# RECORD SET start

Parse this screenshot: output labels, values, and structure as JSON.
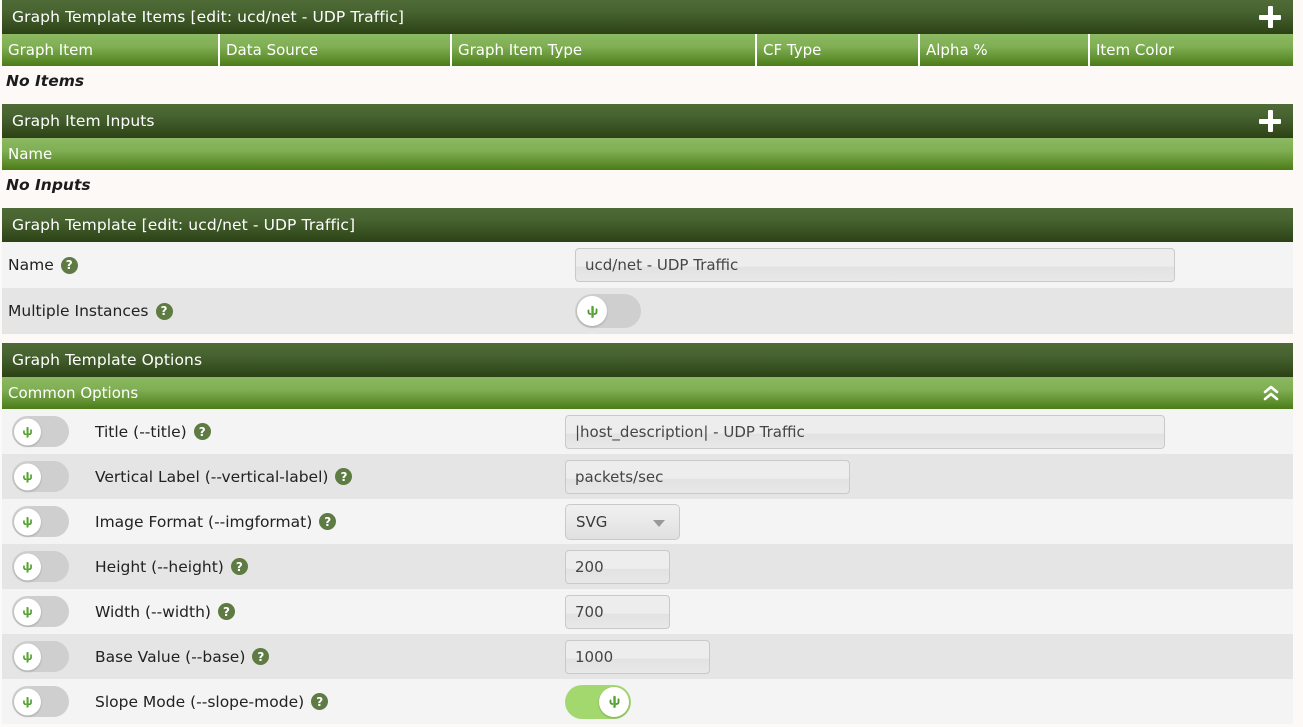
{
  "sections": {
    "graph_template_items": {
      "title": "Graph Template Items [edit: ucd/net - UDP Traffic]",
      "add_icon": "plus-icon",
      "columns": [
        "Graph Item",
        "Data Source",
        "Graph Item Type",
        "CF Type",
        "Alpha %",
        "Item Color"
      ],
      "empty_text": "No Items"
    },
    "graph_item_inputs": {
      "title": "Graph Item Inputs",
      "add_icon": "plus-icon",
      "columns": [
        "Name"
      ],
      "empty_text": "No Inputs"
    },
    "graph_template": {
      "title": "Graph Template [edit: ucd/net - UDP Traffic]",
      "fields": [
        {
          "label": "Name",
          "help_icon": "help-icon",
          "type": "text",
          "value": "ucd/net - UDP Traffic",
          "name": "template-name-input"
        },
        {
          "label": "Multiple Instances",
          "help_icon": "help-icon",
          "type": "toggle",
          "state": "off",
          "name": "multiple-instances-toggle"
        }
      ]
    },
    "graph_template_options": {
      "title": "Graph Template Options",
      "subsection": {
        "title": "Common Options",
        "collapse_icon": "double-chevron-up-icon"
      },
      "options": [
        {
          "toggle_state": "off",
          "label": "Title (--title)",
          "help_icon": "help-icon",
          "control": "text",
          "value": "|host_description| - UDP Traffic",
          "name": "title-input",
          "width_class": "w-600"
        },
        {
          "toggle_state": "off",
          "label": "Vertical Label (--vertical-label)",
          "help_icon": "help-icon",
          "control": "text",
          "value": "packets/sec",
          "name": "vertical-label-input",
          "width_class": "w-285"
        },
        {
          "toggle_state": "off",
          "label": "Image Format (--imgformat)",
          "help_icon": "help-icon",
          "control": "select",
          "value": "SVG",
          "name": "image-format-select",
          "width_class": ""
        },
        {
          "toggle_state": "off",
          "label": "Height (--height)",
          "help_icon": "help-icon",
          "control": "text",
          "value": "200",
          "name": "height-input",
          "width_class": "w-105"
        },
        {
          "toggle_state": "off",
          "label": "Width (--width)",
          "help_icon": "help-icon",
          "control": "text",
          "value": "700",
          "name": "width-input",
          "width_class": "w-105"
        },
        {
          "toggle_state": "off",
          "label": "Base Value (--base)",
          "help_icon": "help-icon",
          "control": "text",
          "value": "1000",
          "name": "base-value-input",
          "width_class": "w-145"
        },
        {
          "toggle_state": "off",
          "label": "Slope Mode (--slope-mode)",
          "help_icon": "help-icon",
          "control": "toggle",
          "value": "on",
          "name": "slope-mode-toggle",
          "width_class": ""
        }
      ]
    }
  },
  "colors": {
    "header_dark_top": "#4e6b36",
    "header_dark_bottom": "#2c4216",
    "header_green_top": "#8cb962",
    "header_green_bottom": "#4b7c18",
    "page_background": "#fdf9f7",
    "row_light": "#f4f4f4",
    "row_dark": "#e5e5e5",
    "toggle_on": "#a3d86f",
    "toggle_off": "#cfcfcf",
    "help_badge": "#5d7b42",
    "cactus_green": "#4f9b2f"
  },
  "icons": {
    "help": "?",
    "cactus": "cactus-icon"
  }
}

# RECORD SET end
# RECORD SET start

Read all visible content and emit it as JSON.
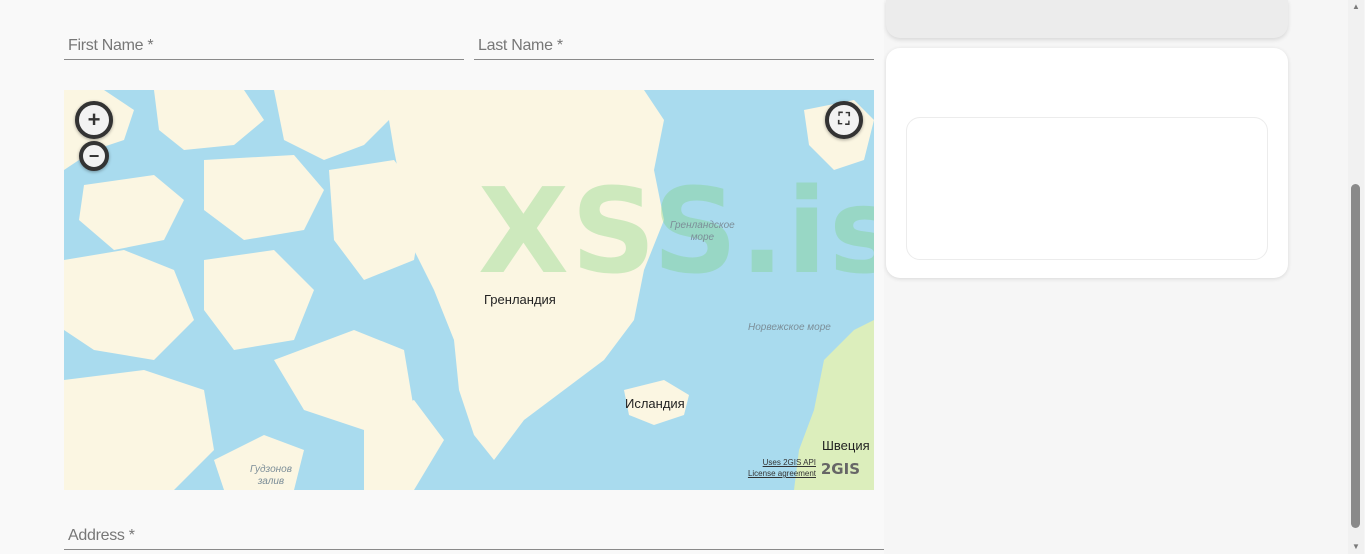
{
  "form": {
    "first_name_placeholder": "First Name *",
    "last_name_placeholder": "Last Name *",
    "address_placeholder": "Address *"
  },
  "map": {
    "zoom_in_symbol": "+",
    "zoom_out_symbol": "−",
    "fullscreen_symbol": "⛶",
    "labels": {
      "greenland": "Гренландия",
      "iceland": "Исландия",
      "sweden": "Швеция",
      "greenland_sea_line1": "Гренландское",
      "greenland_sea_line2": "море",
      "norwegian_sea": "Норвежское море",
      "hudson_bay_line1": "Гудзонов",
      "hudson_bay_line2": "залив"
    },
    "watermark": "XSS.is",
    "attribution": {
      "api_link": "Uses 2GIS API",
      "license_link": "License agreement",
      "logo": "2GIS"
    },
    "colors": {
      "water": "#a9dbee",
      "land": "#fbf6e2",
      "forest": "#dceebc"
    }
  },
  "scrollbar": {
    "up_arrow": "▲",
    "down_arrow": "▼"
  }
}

# RECORD SET end

WHAT IS REQUIRED:
Return, from the data, each line that has the word "море" in it.

RESPONSE BELOW:
      "greenland_sea_line2": "море",
      "norwegian_sea": "Норвежское море",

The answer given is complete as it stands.